INFORMATION SUPPLIED
[START]
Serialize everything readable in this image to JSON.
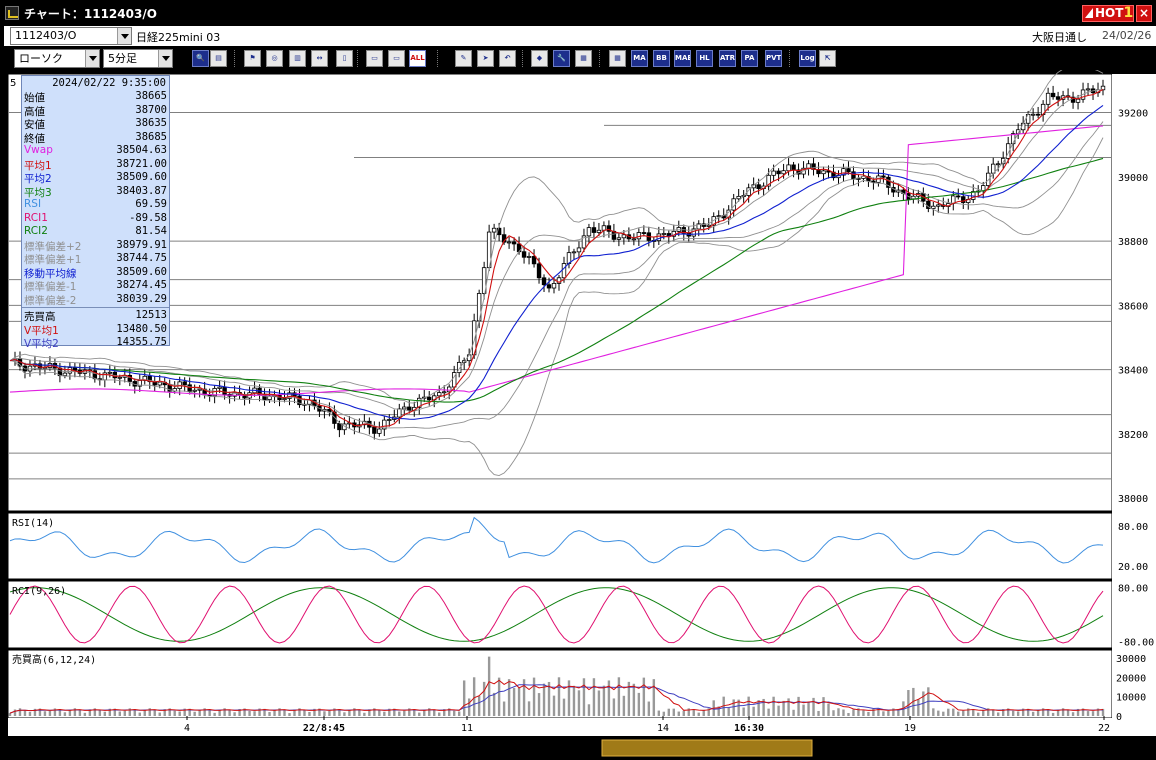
{
  "window": {
    "title": "チャート：1112403/O",
    "hot_label": "HOT",
    "hot_number": "1",
    "close_glyph": "×"
  },
  "symbol_bar": {
    "symbol": "1112403/O",
    "instrument": "日経225mini 03",
    "session": "大阪日通し",
    "date": "24/02/26"
  },
  "toolbar": {
    "chart_type": "ローソク",
    "interval": "5分足",
    "buttons": [
      {
        "name": "zoom",
        "label": "🔍"
      },
      {
        "name": "grid",
        "label": "▤"
      },
      {
        "name": "tool-a",
        "label": "⚑"
      },
      {
        "name": "tool-b",
        "label": "◎"
      },
      {
        "name": "tool-c",
        "label": "▥"
      },
      {
        "name": "tool-d",
        "label": "↔"
      },
      {
        "name": "tool-e",
        "label": "▯"
      },
      {
        "name": "tool-f",
        "label": "▭"
      },
      {
        "name": "tool-g",
        "label": "▭"
      },
      {
        "name": "all",
        "label": "ALL"
      },
      {
        "name": "pencil",
        "label": "✎"
      },
      {
        "name": "cursor",
        "label": "➤"
      },
      {
        "name": "undo",
        "label": "↶"
      },
      {
        "name": "fill",
        "label": "◆"
      },
      {
        "name": "wrench",
        "label": "🔧"
      },
      {
        "name": "color",
        "label": "▦"
      },
      {
        "name": "ind1",
        "label": "▦"
      },
      {
        "name": "ma",
        "label": "MA"
      },
      {
        "name": "bb",
        "label": "BB"
      },
      {
        "name": "mae",
        "label": "MAE"
      },
      {
        "name": "hl",
        "label": "HL"
      },
      {
        "name": "atr",
        "label": "ATR"
      },
      {
        "name": "para",
        "label": "PA"
      },
      {
        "name": "pvt",
        "label": "PVT"
      },
      {
        "name": "log",
        "label": "Log"
      },
      {
        "name": "export",
        "label": "⇱"
      }
    ]
  },
  "info_panel": {
    "timestamp": "2024/02/22  9:35:00",
    "rows": [
      {
        "label": "始値",
        "value": "38665",
        "color": "#000000"
      },
      {
        "label": "高値",
        "value": "38700",
        "color": "#000000"
      },
      {
        "label": "安値",
        "value": "38635",
        "color": "#000000"
      },
      {
        "label": "終値",
        "value": "38685",
        "color": "#000000"
      },
      {
        "label": "Vwap",
        "value": "38504.63",
        "color": "#e020e0"
      },
      {
        "label": "平均1",
        "value": "38721.00",
        "color": "#d01010"
      },
      {
        "label": "平均2",
        "value": "38509.60",
        "color": "#1020d0"
      },
      {
        "label": "平均3",
        "value": "38403.87",
        "color": "#108010"
      },
      {
        "label": "RSI",
        "value": "69.59",
        "color": "#4090e0"
      },
      {
        "label": "RCI1",
        "value": "-89.58",
        "color": "#e01070"
      },
      {
        "label": "RCI2",
        "value": "81.54",
        "color": "#108010"
      },
      {
        "label": "標準偏差+2",
        "value": "38979.91",
        "color": "#909090"
      },
      {
        "label": "標準偏差+1",
        "value": "38744.75",
        "color": "#909090"
      },
      {
        "label": "移動平均線",
        "value": "38509.60",
        "color": "#1020d0"
      },
      {
        "label": "標準偏差-1",
        "value": "38274.45",
        "color": "#909090"
      },
      {
        "label": "標準偏差-2",
        "value": "38039.29",
        "color": "#909090"
      },
      {
        "label": "売買高",
        "value": "12513",
        "color": "#000000"
      },
      {
        "label": "V平均1",
        "value": "13480.50",
        "color": "#d01010"
      },
      {
        "label": "V平均2",
        "value": "14355.75",
        "color": "#4040c0"
      }
    ]
  },
  "chart_data": {
    "type": "candlestick",
    "price_axis": {
      "ticks": [
        "39200",
        "39000",
        "38800",
        "38600",
        "38400",
        "38200",
        "38000"
      ],
      "range": [
        37960,
        39320
      ]
    },
    "time_axis": {
      "labels": [
        "4",
        "22/8:45",
        "11",
        "14",
        "16:30",
        "19",
        "22"
      ]
    },
    "panels": [
      {
        "name": "RSI(14)",
        "ticks": [
          "80.00",
          "20.00"
        ]
      },
      {
        "name": "RCI(9,26)",
        "ticks": [
          "80.00",
          "-80.00"
        ]
      },
      {
        "name": "売買高(6,12,24)",
        "ticks": [
          "30000",
          "20000",
          "10000",
          "0"
        ]
      }
    ],
    "colors": {
      "ma_short": "#d01010",
      "ma_mid": "#1020d0",
      "ma_long": "#108010",
      "vwap": "#e020e0",
      "bands": "#909090",
      "rsi": "#4090e0",
      "rci_short": "#e01070",
      "rci_long": "#108010",
      "volume": "#999999"
    }
  }
}
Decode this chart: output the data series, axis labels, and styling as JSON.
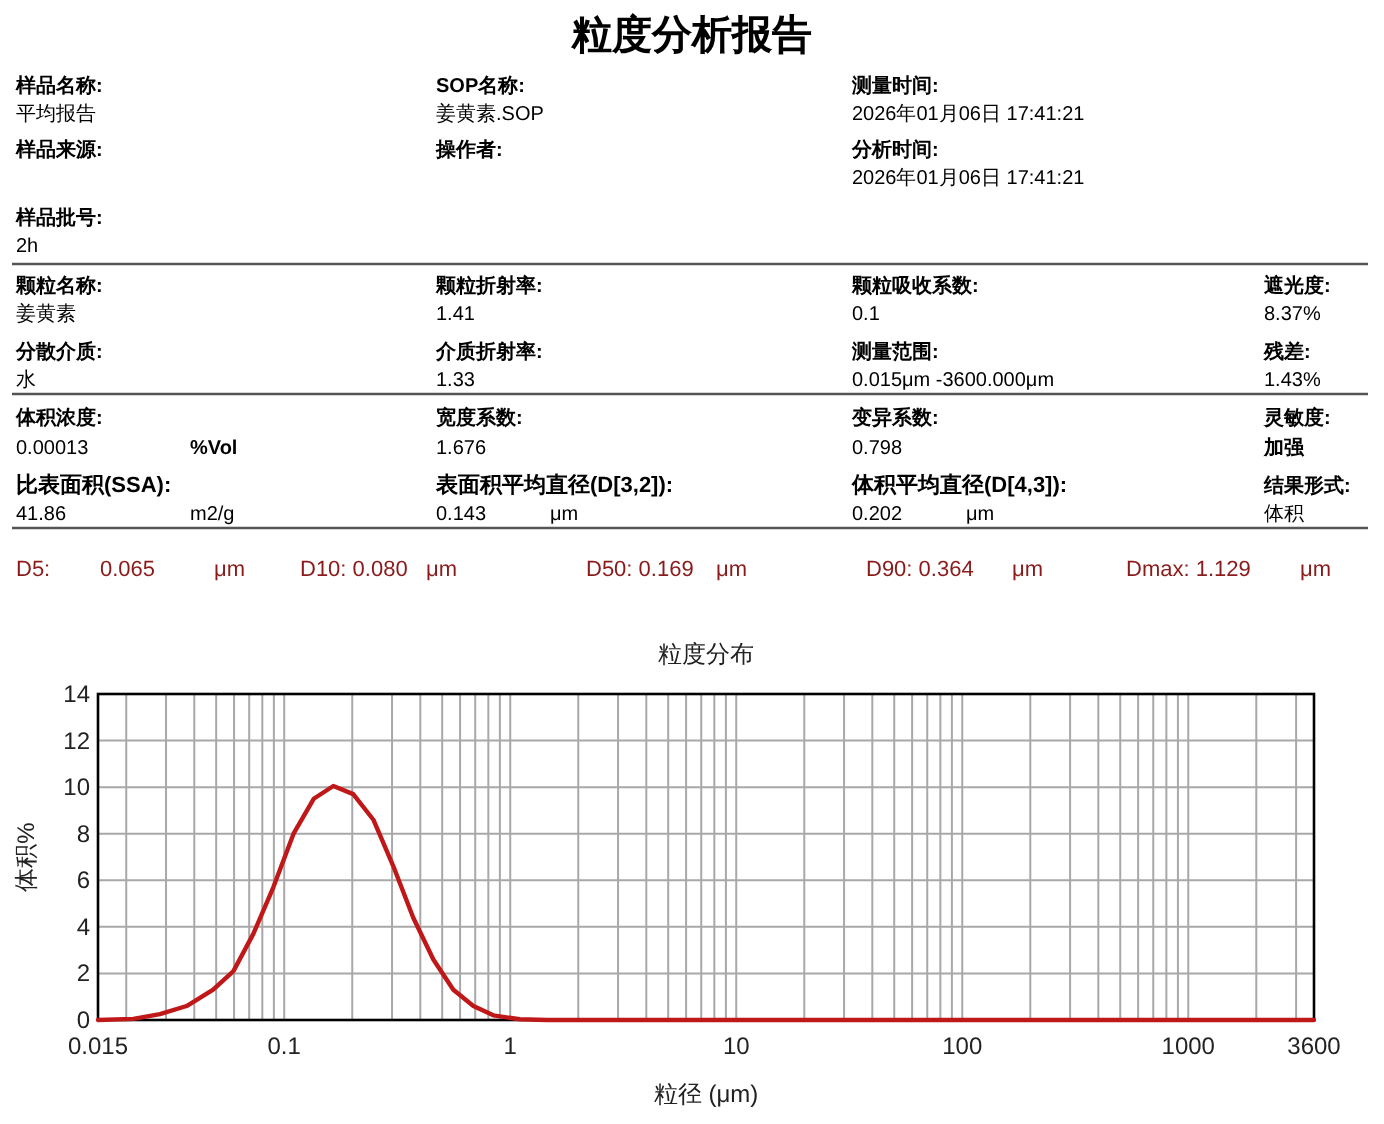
[END]
CHALLENGE
In the lines above, find each one with "labels" and list it.

FINAL RESULT
      "labels": [
Decode this chart: output the data series, axis labels, and styling as JSON.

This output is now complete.